## start Data listing
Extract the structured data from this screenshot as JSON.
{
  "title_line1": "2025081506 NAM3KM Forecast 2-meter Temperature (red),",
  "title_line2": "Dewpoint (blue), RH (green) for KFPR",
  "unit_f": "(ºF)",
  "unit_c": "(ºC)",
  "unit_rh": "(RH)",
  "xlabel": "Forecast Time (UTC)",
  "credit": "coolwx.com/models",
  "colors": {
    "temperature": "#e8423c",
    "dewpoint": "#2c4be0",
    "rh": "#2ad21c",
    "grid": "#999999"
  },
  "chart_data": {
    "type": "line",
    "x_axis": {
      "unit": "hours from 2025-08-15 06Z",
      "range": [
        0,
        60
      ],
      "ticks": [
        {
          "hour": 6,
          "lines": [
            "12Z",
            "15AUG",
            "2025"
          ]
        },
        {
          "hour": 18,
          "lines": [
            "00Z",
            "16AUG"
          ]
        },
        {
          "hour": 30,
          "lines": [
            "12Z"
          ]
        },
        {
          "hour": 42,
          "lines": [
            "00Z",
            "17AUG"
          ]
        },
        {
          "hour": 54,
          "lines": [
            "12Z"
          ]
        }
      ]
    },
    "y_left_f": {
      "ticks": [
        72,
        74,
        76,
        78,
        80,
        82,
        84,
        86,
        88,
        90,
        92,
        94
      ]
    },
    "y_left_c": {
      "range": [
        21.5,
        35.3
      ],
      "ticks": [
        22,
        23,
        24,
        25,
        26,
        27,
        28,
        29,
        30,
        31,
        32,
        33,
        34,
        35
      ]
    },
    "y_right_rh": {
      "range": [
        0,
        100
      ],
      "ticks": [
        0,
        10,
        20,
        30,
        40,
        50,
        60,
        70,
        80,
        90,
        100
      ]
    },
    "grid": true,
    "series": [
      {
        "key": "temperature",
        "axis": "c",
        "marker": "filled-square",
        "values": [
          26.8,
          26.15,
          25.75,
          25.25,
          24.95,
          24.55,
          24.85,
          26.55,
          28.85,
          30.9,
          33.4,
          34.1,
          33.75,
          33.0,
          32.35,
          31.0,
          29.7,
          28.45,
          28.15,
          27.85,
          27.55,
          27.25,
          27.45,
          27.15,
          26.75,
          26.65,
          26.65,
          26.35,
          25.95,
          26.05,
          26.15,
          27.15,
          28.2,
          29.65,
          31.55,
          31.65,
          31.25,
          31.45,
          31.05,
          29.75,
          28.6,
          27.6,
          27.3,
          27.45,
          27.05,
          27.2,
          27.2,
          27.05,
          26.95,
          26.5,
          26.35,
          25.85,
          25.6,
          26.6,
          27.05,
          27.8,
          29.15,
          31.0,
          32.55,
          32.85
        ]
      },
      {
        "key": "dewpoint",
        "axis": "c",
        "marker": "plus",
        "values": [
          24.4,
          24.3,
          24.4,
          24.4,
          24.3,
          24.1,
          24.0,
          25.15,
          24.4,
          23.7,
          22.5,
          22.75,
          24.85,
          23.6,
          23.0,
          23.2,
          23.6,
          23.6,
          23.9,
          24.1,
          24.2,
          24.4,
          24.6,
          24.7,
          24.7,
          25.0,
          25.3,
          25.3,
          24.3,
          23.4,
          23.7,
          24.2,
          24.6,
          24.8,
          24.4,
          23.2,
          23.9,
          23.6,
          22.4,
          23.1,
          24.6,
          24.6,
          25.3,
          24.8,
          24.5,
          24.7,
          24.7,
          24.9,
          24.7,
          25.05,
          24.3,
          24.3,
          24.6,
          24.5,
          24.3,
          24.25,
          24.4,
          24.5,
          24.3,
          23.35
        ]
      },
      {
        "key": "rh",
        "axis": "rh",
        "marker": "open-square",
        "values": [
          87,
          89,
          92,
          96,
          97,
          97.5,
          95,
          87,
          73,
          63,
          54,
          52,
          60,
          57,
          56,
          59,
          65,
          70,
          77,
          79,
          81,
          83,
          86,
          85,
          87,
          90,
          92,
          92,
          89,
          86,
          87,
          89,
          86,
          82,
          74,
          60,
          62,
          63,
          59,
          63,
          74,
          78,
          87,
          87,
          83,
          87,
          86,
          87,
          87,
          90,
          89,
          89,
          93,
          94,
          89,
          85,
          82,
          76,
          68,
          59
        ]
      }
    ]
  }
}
## end Data listing
## start Data listing
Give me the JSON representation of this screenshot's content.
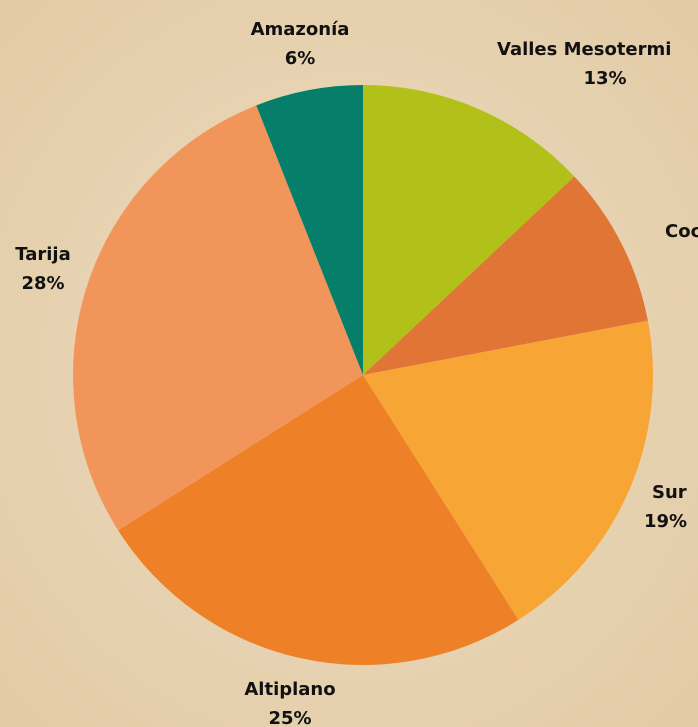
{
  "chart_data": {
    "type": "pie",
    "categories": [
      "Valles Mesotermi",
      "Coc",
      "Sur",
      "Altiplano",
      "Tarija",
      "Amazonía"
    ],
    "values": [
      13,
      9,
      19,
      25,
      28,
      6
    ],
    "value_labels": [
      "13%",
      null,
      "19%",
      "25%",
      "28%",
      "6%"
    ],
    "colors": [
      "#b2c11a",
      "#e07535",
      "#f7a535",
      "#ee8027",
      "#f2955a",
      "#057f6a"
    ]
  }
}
## end Data listing
Set task
Where a line of the entries contains the word "Forecast", copy that line.

Solved problem
  "title_line1": "2025081506 NAM3KM Forecast 2-meter Temperature (red),",
  "xlabel": "Forecast Time (UTC)",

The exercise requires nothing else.